Exercise brief: Wherever the word "content" appears in a line, extract that line.

Entries:
--

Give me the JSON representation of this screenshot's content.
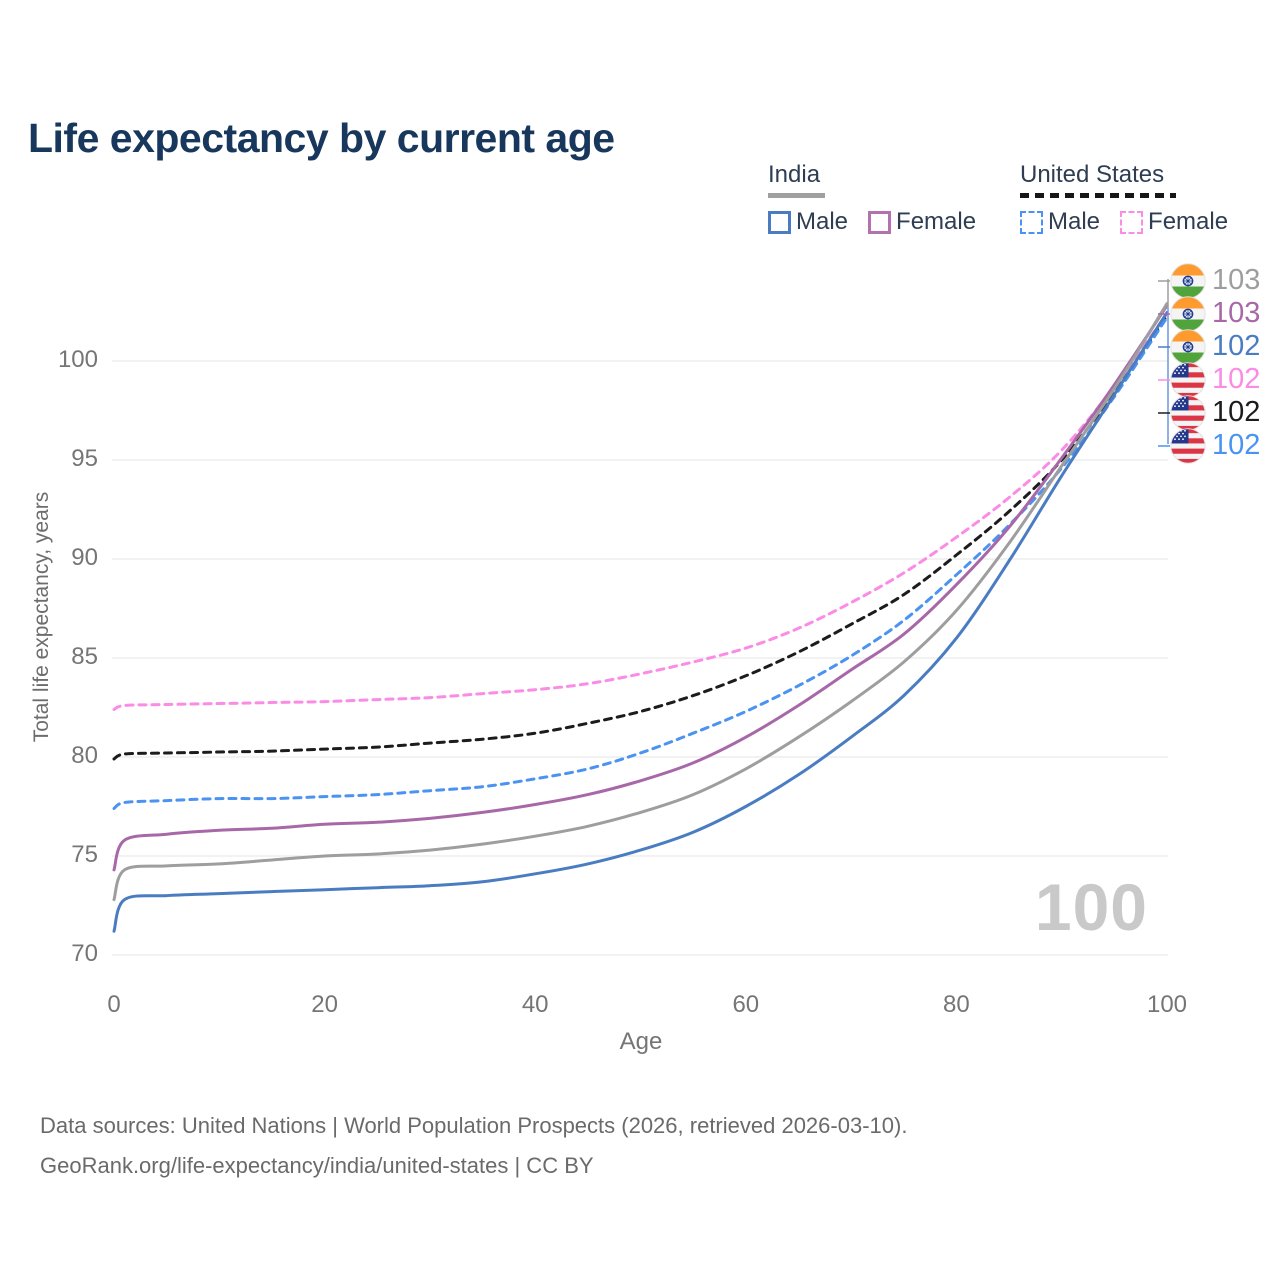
{
  "header": {
    "title": "Life expectancy by current age"
  },
  "legend": {
    "groups": [
      {
        "label": "India",
        "rule_style": "solid",
        "rule_color": "#a0a0a0",
        "items": [
          {
            "label": "Male",
            "color": "#4a7cc2",
            "dash": false
          },
          {
            "label": "Female",
            "color": "#b272ae",
            "dash": false
          }
        ]
      },
      {
        "label": "United States",
        "rule_style": "dashed",
        "rule_color": "#161616",
        "items": [
          {
            "label": "Male",
            "color": "#4b93f2",
            "dash": true
          },
          {
            "label": "Female",
            "color": "#fb8ce5",
            "dash": true
          }
        ]
      }
    ]
  },
  "chart_data": {
    "type": "line",
    "title": "Life expectancy by current age",
    "xlabel": "Age",
    "ylabel": "Total life expectancy, years",
    "xlim": [
      0,
      100
    ],
    "ylim": [
      70,
      103
    ],
    "x_ticks": [
      0,
      20,
      40,
      60,
      80,
      100
    ],
    "y_ticks": [
      70,
      75,
      80,
      85,
      90,
      95,
      100
    ],
    "grid": "horizontal",
    "legend_position": "top-right",
    "x": [
      0,
      1,
      5,
      10,
      15,
      20,
      25,
      30,
      35,
      40,
      45,
      50,
      55,
      60,
      65,
      70,
      75,
      80,
      85,
      90,
      95,
      100
    ],
    "series": [
      {
        "id": "us-female",
        "name": "United States Female",
        "color": "#fb8ce5",
        "dash": true,
        "values": [
          82.4,
          82.6,
          82.65,
          82.7,
          82.75,
          82.8,
          82.9,
          83.0,
          83.2,
          83.4,
          83.7,
          84.2,
          84.8,
          85.5,
          86.5,
          87.8,
          89.3,
          91.1,
          93.1,
          95.5,
          98.7,
          102.4
        ],
        "end_label": "102"
      },
      {
        "id": "us-total",
        "name": "United States",
        "color": "#1c1c1c",
        "dash": true,
        "values": [
          79.9,
          80.15,
          80.2,
          80.25,
          80.3,
          80.4,
          80.5,
          80.7,
          80.9,
          81.2,
          81.7,
          82.3,
          83.1,
          84.1,
          85.3,
          86.7,
          88.2,
          90.2,
          92.4,
          95.0,
          98.4,
          102.3
        ],
        "end_label": "102"
      },
      {
        "id": "us-male",
        "name": "United States Male",
        "color": "#4b93f2",
        "dash": true,
        "values": [
          77.4,
          77.7,
          77.8,
          77.9,
          77.9,
          78.0,
          78.1,
          78.3,
          78.5,
          78.9,
          79.4,
          80.2,
          81.2,
          82.3,
          83.6,
          85.1,
          86.9,
          89.2,
          91.7,
          94.6,
          98.2,
          102.2
        ],
        "end_label": "102"
      },
      {
        "id": "india-female",
        "name": "India Female",
        "color": "#a868a8",
        "dash": false,
        "values": [
          74.3,
          75.8,
          76.1,
          76.3,
          76.4,
          76.6,
          76.7,
          76.9,
          77.2,
          77.6,
          78.1,
          78.8,
          79.7,
          81.0,
          82.6,
          84.4,
          86.2,
          88.7,
          91.6,
          95.1,
          98.8,
          102.8
        ],
        "end_label": "103"
      },
      {
        "id": "india-total",
        "name": "India",
        "color": "#9e9e9e",
        "dash": false,
        "values": [
          72.8,
          74.3,
          74.5,
          74.6,
          74.8,
          75.0,
          75.1,
          75.3,
          75.6,
          76.0,
          76.5,
          77.2,
          78.1,
          79.4,
          81.0,
          82.8,
          84.8,
          87.4,
          90.8,
          94.7,
          98.6,
          102.9
        ],
        "end_label": "103"
      },
      {
        "id": "india-male",
        "name": "India Male",
        "color": "#4a7cc2",
        "dash": false,
        "values": [
          71.2,
          72.8,
          73.0,
          73.1,
          73.2,
          73.3,
          73.4,
          73.5,
          73.7,
          74.1,
          74.6,
          75.3,
          76.2,
          77.5,
          79.1,
          81.0,
          83.1,
          86.0,
          89.9,
          94.2,
          98.3,
          102.45
        ],
        "end_label": "102"
      }
    ],
    "end_labels": [
      {
        "flag": "india",
        "value": "103",
        "color": "#9e9e9e",
        "series": "india-total"
      },
      {
        "flag": "india",
        "value": "103",
        "color": "#a868a8",
        "series": "india-female"
      },
      {
        "flag": "india",
        "value": "102",
        "color": "#4a7cc2",
        "series": "india-male"
      },
      {
        "flag": "us",
        "value": "102",
        "color": "#fb8ce5",
        "series": "us-female"
      },
      {
        "flag": "us",
        "value": "102",
        "color": "#1c1c1c",
        "series": "us-total"
      },
      {
        "flag": "us",
        "value": "102",
        "color": "#4b93f2",
        "series": "us-male"
      }
    ],
    "hover_value": "100"
  },
  "watermark": "100",
  "footer": {
    "line1": "Data sources: United Nations | World Population Prospects (2026, retrieved 2026-03-10).",
    "line2": "GeoRank.org/life-expectancy/india/united-states | CC BY"
  },
  "colors": {
    "title": "#17375c",
    "axis_text": "#757575",
    "muted_text": "#6a6a6a",
    "grid": "#e9e9e9",
    "watermark": "#c9c9c9"
  }
}
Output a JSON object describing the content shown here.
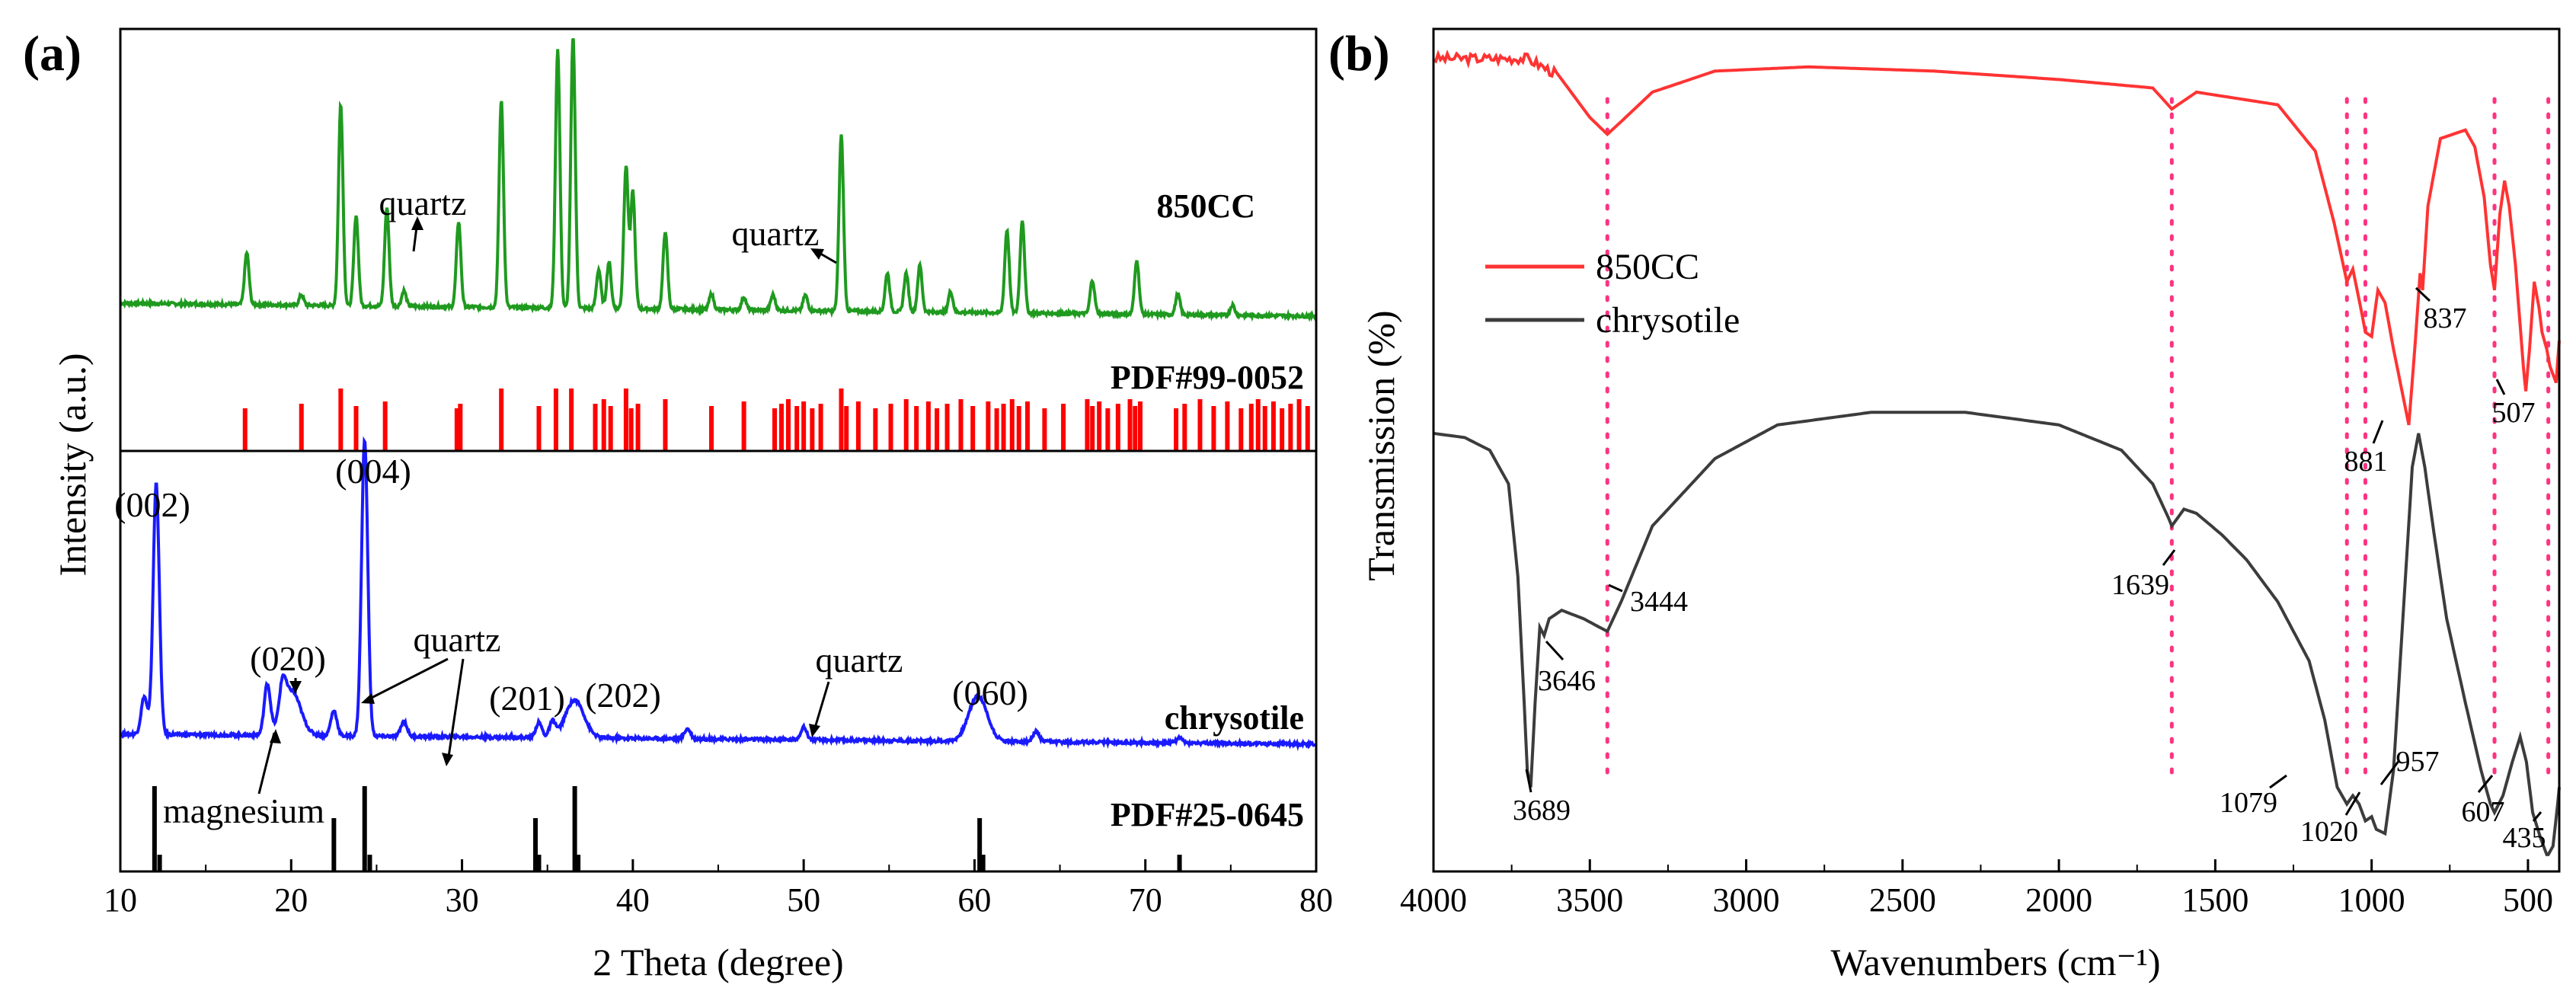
{
  "panels": {
    "a": {
      "label": "(a)",
      "xlabel": "2 Theta (degree)",
      "ylabel": "Intensity (a.u.)",
      "ticks": [
        "10",
        "20",
        "30",
        "40",
        "50",
        "60",
        "70",
        "80"
      ],
      "trace_labels": {
        "top": "850CC",
        "bottom": "chrysotile"
      },
      "reference_labels": {
        "top": "PDF#99-0052",
        "bottom": "PDF#25-0645"
      },
      "annotations": {
        "quartz_top_1": "quartz",
        "quartz_top_2": "quartz",
        "p002": "(002)",
        "p004": "(004)",
        "p020": "(020)",
        "quartz_b1": "quartz",
        "p201": "(201)",
        "p202": "(202)",
        "quartz_b2": "quartz",
        "p060": "(060)",
        "magnesium": "magnesium"
      }
    },
    "b": {
      "label": "(b)",
      "xlabel": "Wavenumbers (cm⁻¹)",
      "ylabel": "Transmission (%)",
      "ticks": [
        "4000",
        "3500",
        "3000",
        "2500",
        "2000",
        "1500",
        "1000",
        "500"
      ],
      "legend": [
        "850CC",
        "chrysotile"
      ],
      "peak_labels": {
        "p3444": "3444",
        "p3646": "3646",
        "p3689": "3689",
        "p1639": "1639",
        "p1079": "1079",
        "p1020": "1020",
        "p957": "957",
        "p881": "881",
        "p837": "837",
        "p607": "607",
        "p507": "507",
        "p435": "435"
      }
    }
  },
  "colors": {
    "trace_850cc_xrd": "#1f9a1f",
    "trace_chrysotile_xrd": "#1a1aff",
    "ref_pdf_99_0052": "#ff0000",
    "ref_pdf_25_0645": "#000000",
    "ftir_850cc": "#ff3333",
    "ftir_chrysotile": "#3c3c3c",
    "guide_lines": "#ff3380"
  },
  "chart_data": [
    {
      "type": "line",
      "panel": "a",
      "xlabel": "2 Theta (degree)",
      "ylabel": "Intensity (a.u.)",
      "xlim": [
        10,
        80
      ],
      "xticks": [
        10,
        20,
        30,
        40,
        50,
        60,
        70,
        80
      ],
      "grid": false,
      "series": [
        {
          "name": "850CC",
          "baseline": 0.1,
          "peaks": [
            [
              17.4,
              0.2
            ],
            [
              20.6,
              0.04
            ],
            [
              22.9,
              0.78
            ],
            [
              23.8,
              0.35
            ],
            [
              25.6,
              0.38
            ],
            [
              26.6,
              0.06
            ],
            [
              29.8,
              0.33
            ],
            [
              32.3,
              0.8
            ],
            [
              35.6,
              1.0
            ],
            [
              36.5,
              1.05
            ],
            [
              38.0,
              0.15
            ],
            [
              38.6,
              0.18
            ],
            [
              39.6,
              0.55
            ],
            [
              40.0,
              0.45
            ],
            [
              41.9,
              0.3
            ],
            [
              44.6,
              0.06
            ],
            [
              46.5,
              0.05
            ],
            [
              48.2,
              0.06
            ],
            [
              50.1,
              0.06
            ],
            [
              52.2,
              0.68
            ],
            [
              54.9,
              0.15
            ],
            [
              56.0,
              0.15
            ],
            [
              56.8,
              0.18
            ],
            [
              58.6,
              0.08
            ],
            [
              61.9,
              0.32
            ],
            [
              62.8,
              0.36
            ],
            [
              66.9,
              0.13
            ],
            [
              69.5,
              0.21
            ],
            [
              71.9,
              0.08
            ],
            [
              75.1,
              0.04
            ]
          ]
        },
        {
          "name": "chrysotile",
          "baseline": 0.08,
          "peaks": [
            [
              11.4,
              0.15
            ],
            [
              12.1,
              1.0
            ],
            [
              18.6,
              0.2
            ],
            [
              19.5,
              0.12
            ],
            [
              20.0,
              0.18
            ],
            [
              22.5,
              0.1
            ],
            [
              24.3,
              1.18
            ],
            [
              26.6,
              0.06
            ],
            [
              34.5,
              0.06
            ],
            [
              35.3,
              0.06
            ],
            [
              36.6,
              0.15
            ],
            [
              43.2,
              0.04
            ],
            [
              50.0,
              0.05
            ],
            [
              60.2,
              0.18
            ],
            [
              63.6,
              0.04
            ],
            [
              72.0,
              0.02
            ]
          ]
        }
      ],
      "reference_sticks": [
        {
          "name": "PDF#99-0052",
          "positions": [
            17.3,
            20.6,
            22.9,
            23.8,
            25.5,
            29.7,
            29.9,
            32.3,
            34.5,
            35.5,
            36.4,
            37.8,
            38.3,
            38.7,
            39.6,
            39.9,
            40.3,
            41.9,
            44.6,
            46.5,
            48.3,
            48.7,
            49.1,
            49.6,
            50.0,
            50.5,
            51.0,
            52.2,
            52.5,
            53.2,
            54.2,
            55.1,
            56.0,
            56.6,
            57.3,
            57.8,
            58.4,
            59.2,
            59.9,
            60.8,
            61.3,
            61.7,
            62.2,
            62.6,
            63.1,
            64.1,
            65.2,
            66.6,
            66.9,
            67.3,
            67.8,
            68.4,
            69.1,
            69.4,
            69.7,
            71.8,
            72.3,
            73.2,
            74.0,
            74.8,
            75.6,
            76.2,
            76.6,
            77.0,
            77.5,
            78.0,
            78.5,
            79.0,
            79.5
          ]
        },
        {
          "name": "PDF#25-0645",
          "positions": [
            12.0,
            12.3,
            22.5,
            24.3,
            24.6,
            34.3,
            34.5,
            36.6,
            36.8,
            60.3,
            60.5,
            72.0
          ]
        }
      ]
    },
    {
      "type": "line",
      "panel": "b",
      "xlabel": "Wavenumbers (cm⁻¹)",
      "ylabel": "Transmission (%)",
      "xlim": [
        4000,
        400
      ],
      "xticks": [
        4000,
        3500,
        3000,
        2500,
        2000,
        1500,
        1000,
        500
      ],
      "legend_position": "upper-left",
      "grid": false,
      "guide_lines": [
        3444,
        1639,
        1079,
        1020,
        607,
        435
      ],
      "series": [
        {
          "name": "850CC",
          "points": [
            [
              4000,
              0.965
            ],
            [
              3800,
              0.965
            ],
            [
              3700,
              0.965
            ],
            [
              3600,
              0.945
            ],
            [
              3500,
              0.895
            ],
            [
              3444,
              0.875
            ],
            [
              3400,
              0.89
            ],
            [
              3300,
              0.925
            ],
            [
              3100,
              0.95
            ],
            [
              2800,
              0.955
            ],
            [
              2400,
              0.95
            ],
            [
              2000,
              0.94
            ],
            [
              1700,
              0.93
            ],
            [
              1639,
              0.905
            ],
            [
              1560,
              0.925
            ],
            [
              1300,
              0.91
            ],
            [
              1180,
              0.855
            ],
            [
              1120,
              0.77
            ],
            [
              1079,
              0.7
            ],
            [
              1060,
              0.715
            ],
            [
              1030,
              0.66
            ],
            [
              1020,
              0.64
            ],
            [
              1000,
              0.635
            ],
            [
              980,
              0.69
            ],
            [
              957,
              0.675
            ],
            [
              930,
              0.62
            ],
            [
              900,
              0.565
            ],
            [
              881,
              0.53
            ],
            [
              860,
              0.63
            ],
            [
              845,
              0.71
            ],
            [
              837,
              0.69
            ],
            [
              820,
              0.79
            ],
            [
              780,
              0.87
            ],
            [
              700,
              0.88
            ],
            [
              670,
              0.86
            ],
            [
              640,
              0.8
            ],
            [
              620,
              0.72
            ],
            [
              607,
              0.69
            ],
            [
              590,
              0.78
            ],
            [
              575,
              0.82
            ],
            [
              560,
              0.79
            ],
            [
              540,
              0.72
            ],
            [
              515,
              0.6
            ],
            [
              507,
              0.57
            ],
            [
              495,
              0.62
            ],
            [
              480,
              0.7
            ],
            [
              465,
              0.67
            ],
            [
              455,
              0.64
            ],
            [
              440,
              0.62
            ],
            [
              430,
              0.6
            ],
            [
              410,
              0.58
            ],
            [
              400,
              0.63
            ]
          ]
        },
        {
          "name": "chrysotile",
          "points": [
            [
              4000,
              0.52
            ],
            [
              3900,
              0.515
            ],
            [
              3820,
              0.5
            ],
            [
              3760,
              0.46
            ],
            [
              3730,
              0.35
            ],
            [
              3710,
              0.2
            ],
            [
              3700,
              0.12
            ],
            [
              3689,
              0.1
            ],
            [
              3675,
              0.2
            ],
            [
              3660,
              0.29
            ],
            [
              3646,
              0.28
            ],
            [
              3630,
              0.3
            ],
            [
              3590,
              0.31
            ],
            [
              3520,
              0.3
            ],
            [
              3470,
              0.29
            ],
            [
              3444,
              0.285
            ],
            [
              3400,
              0.32
            ],
            [
              3300,
              0.41
            ],
            [
              3100,
              0.49
            ],
            [
              2900,
              0.53
            ],
            [
              2600,
              0.545
            ],
            [
              2300,
              0.545
            ],
            [
              2000,
              0.53
            ],
            [
              1800,
              0.5
            ],
            [
              1700,
              0.46
            ],
            [
              1650,
              0.42
            ],
            [
              1639,
              0.41
            ],
            [
              1600,
              0.43
            ],
            [
              1560,
              0.425
            ],
            [
              1480,
              0.4
            ],
            [
              1400,
              0.37
            ],
            [
              1300,
              0.32
            ],
            [
              1200,
              0.25
            ],
            [
              1150,
              0.18
            ],
            [
              1110,
              0.1
            ],
            [
              1079,
              0.08
            ],
            [
              1060,
              0.09
            ],
            [
              1040,
              0.08
            ],
            [
              1020,
              0.06
            ],
            [
              1000,
              0.065
            ],
            [
              985,
              0.05
            ],
            [
              957,
              0.045
            ],
            [
              930,
              0.12
            ],
            [
              900,
              0.3
            ],
            [
              870,
              0.48
            ],
            [
              850,
              0.52
            ],
            [
              830,
              0.48
            ],
            [
              800,
              0.4
            ],
            [
              760,
              0.3
            ],
            [
              700,
              0.2
            ],
            [
              650,
              0.12
            ],
            [
              620,
              0.08
            ],
            [
              607,
              0.07
            ],
            [
              580,
              0.09
            ],
            [
              550,
              0.13
            ],
            [
              525,
              0.16
            ],
            [
              505,
              0.13
            ],
            [
              485,
              0.07
            ],
            [
              460,
              0.04
            ],
            [
              440,
              0.02
            ],
            [
              435,
              0.02
            ],
            [
              420,
              0.03
            ],
            [
              405,
              0.08
            ],
            [
              400,
              0.1
            ]
          ]
        }
      ]
    }
  ]
}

--

Response to this exercise:
Give me the JSON representation of this screenshot's content.
Output a JSON object describing the content shown here.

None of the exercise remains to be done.